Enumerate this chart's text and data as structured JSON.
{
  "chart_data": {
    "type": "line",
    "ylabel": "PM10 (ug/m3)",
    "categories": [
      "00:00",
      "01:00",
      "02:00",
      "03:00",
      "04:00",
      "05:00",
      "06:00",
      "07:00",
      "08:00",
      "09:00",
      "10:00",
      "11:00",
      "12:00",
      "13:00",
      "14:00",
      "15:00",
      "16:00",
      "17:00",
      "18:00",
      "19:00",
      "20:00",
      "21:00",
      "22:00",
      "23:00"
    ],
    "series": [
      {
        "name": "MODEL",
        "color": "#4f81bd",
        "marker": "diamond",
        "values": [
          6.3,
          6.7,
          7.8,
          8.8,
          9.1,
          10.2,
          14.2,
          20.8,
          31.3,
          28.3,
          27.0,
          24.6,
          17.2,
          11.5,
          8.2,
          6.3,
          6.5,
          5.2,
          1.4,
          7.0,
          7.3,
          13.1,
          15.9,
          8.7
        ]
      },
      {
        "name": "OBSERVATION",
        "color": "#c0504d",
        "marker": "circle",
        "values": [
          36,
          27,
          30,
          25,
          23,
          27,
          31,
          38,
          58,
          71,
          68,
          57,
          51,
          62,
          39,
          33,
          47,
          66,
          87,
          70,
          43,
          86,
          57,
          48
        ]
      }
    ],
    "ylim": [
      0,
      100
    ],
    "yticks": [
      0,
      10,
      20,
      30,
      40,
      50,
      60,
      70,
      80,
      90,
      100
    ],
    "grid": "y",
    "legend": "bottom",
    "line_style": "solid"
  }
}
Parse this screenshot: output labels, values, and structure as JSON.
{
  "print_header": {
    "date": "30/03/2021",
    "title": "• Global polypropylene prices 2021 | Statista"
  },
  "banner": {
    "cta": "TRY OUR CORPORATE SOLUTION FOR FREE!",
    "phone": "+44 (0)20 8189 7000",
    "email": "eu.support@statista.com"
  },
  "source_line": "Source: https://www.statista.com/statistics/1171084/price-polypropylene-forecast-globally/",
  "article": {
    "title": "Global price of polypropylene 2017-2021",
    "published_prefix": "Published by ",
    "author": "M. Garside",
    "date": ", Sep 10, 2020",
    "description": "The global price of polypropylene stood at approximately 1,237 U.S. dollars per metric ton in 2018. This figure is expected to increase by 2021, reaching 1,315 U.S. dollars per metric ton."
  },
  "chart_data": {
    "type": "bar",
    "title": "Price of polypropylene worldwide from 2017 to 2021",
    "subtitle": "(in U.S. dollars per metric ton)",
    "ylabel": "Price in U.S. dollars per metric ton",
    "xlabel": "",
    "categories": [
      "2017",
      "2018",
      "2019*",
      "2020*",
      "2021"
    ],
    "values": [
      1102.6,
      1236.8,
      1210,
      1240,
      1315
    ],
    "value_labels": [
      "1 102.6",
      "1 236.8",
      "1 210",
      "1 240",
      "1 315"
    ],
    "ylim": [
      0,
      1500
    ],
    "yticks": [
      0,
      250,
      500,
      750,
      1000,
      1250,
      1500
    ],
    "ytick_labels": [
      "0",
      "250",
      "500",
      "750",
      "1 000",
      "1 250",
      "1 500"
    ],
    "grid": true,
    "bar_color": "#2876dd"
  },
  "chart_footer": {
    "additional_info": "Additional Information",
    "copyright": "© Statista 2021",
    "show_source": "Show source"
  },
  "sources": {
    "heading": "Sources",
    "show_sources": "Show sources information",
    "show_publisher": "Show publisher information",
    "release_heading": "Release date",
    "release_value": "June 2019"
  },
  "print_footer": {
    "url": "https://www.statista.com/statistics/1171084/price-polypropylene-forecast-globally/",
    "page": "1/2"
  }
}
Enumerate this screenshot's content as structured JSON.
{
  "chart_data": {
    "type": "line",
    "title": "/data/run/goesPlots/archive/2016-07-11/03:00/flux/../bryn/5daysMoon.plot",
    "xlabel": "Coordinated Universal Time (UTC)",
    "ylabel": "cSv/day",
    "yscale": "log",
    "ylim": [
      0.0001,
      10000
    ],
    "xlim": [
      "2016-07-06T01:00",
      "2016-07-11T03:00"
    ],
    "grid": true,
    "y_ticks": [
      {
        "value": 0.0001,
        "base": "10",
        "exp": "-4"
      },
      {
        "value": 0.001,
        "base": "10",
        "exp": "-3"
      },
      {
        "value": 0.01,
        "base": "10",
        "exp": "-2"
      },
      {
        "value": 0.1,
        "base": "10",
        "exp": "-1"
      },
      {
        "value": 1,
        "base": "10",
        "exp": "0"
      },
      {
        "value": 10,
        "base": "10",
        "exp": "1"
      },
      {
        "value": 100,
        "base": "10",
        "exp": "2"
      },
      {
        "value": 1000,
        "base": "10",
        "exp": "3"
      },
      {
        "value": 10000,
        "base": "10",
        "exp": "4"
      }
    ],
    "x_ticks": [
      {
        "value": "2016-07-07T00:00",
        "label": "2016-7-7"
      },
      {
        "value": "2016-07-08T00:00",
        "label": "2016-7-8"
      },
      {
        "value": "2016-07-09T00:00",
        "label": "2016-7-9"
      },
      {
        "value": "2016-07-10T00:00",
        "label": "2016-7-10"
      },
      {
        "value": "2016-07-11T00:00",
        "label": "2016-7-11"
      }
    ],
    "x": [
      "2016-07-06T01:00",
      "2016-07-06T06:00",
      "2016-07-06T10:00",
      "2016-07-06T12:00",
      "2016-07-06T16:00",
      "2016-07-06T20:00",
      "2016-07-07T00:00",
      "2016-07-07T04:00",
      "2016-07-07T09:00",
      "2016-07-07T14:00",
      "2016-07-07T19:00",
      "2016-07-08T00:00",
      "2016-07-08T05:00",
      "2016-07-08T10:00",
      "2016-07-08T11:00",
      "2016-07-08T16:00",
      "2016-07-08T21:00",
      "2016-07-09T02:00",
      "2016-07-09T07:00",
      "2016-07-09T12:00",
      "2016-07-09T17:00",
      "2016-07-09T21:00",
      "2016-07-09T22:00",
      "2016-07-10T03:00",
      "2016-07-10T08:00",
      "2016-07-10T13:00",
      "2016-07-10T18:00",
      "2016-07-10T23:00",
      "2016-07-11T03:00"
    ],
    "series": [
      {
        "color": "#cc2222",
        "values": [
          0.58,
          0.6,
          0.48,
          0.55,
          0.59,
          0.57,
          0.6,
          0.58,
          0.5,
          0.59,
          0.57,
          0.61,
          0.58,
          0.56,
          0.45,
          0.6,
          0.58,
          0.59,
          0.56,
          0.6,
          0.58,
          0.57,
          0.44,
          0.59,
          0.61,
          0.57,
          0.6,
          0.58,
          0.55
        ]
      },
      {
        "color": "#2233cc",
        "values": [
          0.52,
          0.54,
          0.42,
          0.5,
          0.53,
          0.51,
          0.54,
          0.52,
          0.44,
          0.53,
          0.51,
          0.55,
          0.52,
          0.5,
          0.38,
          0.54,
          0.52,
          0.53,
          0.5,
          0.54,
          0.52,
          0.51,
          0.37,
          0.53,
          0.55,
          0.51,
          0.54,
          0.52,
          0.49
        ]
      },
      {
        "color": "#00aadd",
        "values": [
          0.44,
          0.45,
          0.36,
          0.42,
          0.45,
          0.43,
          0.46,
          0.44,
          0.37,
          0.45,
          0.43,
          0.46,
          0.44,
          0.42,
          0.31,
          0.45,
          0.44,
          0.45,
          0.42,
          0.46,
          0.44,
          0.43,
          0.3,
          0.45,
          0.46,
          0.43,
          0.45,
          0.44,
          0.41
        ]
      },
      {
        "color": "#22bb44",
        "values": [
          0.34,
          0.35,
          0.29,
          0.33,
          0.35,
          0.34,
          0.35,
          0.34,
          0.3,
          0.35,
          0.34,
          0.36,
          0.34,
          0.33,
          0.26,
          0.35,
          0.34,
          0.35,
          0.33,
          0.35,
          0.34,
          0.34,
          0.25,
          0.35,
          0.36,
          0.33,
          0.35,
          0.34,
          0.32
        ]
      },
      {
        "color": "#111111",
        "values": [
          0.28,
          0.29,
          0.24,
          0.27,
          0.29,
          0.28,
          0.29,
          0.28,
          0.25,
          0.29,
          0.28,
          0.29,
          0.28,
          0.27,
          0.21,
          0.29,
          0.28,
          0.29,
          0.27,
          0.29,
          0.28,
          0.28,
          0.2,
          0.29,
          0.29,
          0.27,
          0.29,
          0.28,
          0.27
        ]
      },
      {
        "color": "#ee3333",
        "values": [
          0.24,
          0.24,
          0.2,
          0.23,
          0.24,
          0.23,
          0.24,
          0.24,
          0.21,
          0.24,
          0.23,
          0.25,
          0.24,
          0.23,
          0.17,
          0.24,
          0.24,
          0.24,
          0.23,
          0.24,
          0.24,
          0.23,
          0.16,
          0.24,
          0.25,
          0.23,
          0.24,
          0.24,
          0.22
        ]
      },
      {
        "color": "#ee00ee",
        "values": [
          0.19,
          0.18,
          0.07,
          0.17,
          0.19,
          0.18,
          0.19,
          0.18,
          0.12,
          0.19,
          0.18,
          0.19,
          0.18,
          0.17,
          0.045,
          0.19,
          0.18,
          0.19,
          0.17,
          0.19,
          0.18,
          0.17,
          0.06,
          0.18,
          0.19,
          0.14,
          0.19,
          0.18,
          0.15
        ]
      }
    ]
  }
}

====================

§ **Written task**
Copy every line of the listing where the word "https" appears.

§ **Problem solution**
  "source_line": "Source: https://www.statista.com/statistics/1171084/price-polypropylene-forecast-globally/",
    "url": "https://www.statista.com/statistics/1171084/price-polypropylene-forecast-globally/",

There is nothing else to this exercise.